> _WRITTEN PROBLEM_: Locate every line in the records below that holds the word "Query" and return each one.

---------- EXTRACTED MATERIAL

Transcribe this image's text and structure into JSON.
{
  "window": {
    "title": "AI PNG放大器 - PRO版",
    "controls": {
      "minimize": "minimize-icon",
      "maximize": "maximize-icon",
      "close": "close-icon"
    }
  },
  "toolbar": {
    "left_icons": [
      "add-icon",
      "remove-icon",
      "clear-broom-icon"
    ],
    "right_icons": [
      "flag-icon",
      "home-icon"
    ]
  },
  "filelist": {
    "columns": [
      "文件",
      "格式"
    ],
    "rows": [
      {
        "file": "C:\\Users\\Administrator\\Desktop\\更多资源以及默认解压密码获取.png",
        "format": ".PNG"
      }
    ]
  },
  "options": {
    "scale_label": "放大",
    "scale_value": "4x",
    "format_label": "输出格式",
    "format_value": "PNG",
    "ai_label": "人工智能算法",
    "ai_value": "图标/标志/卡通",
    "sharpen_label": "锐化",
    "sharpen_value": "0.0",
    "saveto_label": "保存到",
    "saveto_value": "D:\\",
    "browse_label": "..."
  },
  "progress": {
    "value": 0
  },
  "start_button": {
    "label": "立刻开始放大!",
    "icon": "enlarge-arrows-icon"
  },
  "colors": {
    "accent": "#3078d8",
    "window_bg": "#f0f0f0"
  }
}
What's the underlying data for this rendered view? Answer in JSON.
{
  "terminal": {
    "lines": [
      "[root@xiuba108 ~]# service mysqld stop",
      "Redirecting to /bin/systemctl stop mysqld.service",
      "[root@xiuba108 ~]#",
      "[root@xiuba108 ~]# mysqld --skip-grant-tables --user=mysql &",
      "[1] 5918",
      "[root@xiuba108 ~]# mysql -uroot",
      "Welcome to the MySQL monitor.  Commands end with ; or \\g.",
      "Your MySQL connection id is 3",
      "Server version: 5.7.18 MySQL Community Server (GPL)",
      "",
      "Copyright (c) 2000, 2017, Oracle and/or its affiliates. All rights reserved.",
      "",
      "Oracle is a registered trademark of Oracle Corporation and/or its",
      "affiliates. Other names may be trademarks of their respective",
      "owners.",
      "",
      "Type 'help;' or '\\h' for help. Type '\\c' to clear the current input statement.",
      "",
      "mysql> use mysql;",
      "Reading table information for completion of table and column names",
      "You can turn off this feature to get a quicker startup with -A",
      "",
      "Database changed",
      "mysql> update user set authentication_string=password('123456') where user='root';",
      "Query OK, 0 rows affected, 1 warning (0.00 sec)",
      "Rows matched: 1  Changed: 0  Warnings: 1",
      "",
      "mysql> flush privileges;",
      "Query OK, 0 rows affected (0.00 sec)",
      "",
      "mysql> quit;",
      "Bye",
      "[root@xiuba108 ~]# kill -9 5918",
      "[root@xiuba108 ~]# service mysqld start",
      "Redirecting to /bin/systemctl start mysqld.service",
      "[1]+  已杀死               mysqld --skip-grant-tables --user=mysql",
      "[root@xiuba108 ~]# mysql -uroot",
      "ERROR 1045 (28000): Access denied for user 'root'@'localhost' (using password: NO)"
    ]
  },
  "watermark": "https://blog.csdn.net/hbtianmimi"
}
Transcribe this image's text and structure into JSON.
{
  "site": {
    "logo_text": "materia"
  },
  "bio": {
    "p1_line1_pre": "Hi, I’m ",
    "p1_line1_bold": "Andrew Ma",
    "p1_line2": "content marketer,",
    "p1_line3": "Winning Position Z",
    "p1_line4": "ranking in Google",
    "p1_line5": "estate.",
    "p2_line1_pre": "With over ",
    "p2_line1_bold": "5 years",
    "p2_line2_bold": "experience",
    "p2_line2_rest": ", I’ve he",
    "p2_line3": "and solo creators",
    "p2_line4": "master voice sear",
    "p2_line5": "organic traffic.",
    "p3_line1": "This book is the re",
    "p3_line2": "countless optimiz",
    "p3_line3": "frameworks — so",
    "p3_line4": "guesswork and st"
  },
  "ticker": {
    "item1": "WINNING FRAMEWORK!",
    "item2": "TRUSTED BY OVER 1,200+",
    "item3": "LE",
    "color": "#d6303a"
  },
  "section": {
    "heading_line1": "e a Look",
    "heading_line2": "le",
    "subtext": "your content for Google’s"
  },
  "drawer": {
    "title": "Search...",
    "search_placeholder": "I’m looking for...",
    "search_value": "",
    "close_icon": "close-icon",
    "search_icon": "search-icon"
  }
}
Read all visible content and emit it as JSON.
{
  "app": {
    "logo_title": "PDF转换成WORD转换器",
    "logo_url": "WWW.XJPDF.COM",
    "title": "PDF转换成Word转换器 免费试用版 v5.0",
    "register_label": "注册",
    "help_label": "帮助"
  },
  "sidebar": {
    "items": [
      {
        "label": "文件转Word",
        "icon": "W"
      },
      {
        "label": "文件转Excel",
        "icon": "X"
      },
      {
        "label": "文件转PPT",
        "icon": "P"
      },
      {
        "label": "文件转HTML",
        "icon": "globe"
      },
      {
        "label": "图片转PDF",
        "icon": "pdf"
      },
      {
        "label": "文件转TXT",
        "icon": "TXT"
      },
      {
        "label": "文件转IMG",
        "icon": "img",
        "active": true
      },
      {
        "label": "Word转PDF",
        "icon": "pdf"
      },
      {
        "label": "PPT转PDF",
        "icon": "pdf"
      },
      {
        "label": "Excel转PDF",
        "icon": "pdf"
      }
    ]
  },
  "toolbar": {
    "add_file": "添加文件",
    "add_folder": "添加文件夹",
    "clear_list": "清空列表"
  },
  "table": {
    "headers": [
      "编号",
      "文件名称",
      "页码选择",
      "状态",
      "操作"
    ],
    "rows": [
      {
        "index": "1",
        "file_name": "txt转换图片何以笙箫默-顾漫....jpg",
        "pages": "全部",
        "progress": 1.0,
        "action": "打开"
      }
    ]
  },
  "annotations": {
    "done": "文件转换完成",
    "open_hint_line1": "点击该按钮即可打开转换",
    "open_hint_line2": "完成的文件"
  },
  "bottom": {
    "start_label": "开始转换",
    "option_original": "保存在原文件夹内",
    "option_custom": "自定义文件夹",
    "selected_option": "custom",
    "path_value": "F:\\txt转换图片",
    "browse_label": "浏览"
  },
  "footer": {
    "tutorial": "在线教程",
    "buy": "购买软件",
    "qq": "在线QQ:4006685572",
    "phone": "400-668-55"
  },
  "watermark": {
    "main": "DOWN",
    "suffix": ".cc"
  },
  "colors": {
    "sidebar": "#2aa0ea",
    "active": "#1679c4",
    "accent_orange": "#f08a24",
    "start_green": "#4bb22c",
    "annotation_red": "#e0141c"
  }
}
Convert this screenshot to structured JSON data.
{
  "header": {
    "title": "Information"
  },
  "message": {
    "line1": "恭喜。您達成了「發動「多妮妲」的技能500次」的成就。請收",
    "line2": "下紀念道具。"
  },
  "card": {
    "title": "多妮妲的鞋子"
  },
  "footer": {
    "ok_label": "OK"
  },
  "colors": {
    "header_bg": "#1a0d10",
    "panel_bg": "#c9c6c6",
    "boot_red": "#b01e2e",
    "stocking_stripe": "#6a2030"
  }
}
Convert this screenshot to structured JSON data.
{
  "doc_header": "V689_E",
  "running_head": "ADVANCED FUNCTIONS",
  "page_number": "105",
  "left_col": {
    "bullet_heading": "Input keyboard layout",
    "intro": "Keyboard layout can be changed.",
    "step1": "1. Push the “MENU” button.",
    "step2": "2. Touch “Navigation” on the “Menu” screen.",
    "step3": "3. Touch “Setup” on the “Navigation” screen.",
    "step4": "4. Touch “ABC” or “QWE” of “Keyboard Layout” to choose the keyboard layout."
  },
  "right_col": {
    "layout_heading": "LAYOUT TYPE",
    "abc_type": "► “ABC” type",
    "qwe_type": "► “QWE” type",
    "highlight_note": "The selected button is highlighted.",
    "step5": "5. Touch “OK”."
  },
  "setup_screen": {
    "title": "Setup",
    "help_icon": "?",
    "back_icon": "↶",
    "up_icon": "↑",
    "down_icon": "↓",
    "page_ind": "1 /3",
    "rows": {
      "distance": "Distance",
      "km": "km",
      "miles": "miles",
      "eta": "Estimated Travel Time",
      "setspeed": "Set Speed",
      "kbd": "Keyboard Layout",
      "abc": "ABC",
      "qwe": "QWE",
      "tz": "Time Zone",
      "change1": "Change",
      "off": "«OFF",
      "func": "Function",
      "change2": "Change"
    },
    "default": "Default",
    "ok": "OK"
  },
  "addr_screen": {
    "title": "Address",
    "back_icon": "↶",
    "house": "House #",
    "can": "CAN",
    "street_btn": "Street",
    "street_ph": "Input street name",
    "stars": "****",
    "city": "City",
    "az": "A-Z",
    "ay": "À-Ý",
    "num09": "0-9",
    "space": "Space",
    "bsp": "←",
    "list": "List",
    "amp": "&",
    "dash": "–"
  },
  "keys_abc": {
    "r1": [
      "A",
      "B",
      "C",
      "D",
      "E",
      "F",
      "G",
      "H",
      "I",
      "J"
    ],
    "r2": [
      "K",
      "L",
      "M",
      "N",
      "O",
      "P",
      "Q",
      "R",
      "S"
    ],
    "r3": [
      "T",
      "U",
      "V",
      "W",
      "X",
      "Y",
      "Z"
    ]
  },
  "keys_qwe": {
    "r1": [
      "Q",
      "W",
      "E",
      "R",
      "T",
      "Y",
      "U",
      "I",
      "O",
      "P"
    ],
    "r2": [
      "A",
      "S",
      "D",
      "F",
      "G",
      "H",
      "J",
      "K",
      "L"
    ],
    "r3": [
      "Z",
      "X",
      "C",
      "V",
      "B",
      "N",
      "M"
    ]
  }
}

--------------------

> _TASK RESPONSE_:
      "Query OK, 0 rows affected, 1 warning (0.00 sec)",
      "Query OK, 0 rows affected (0.00 sec)",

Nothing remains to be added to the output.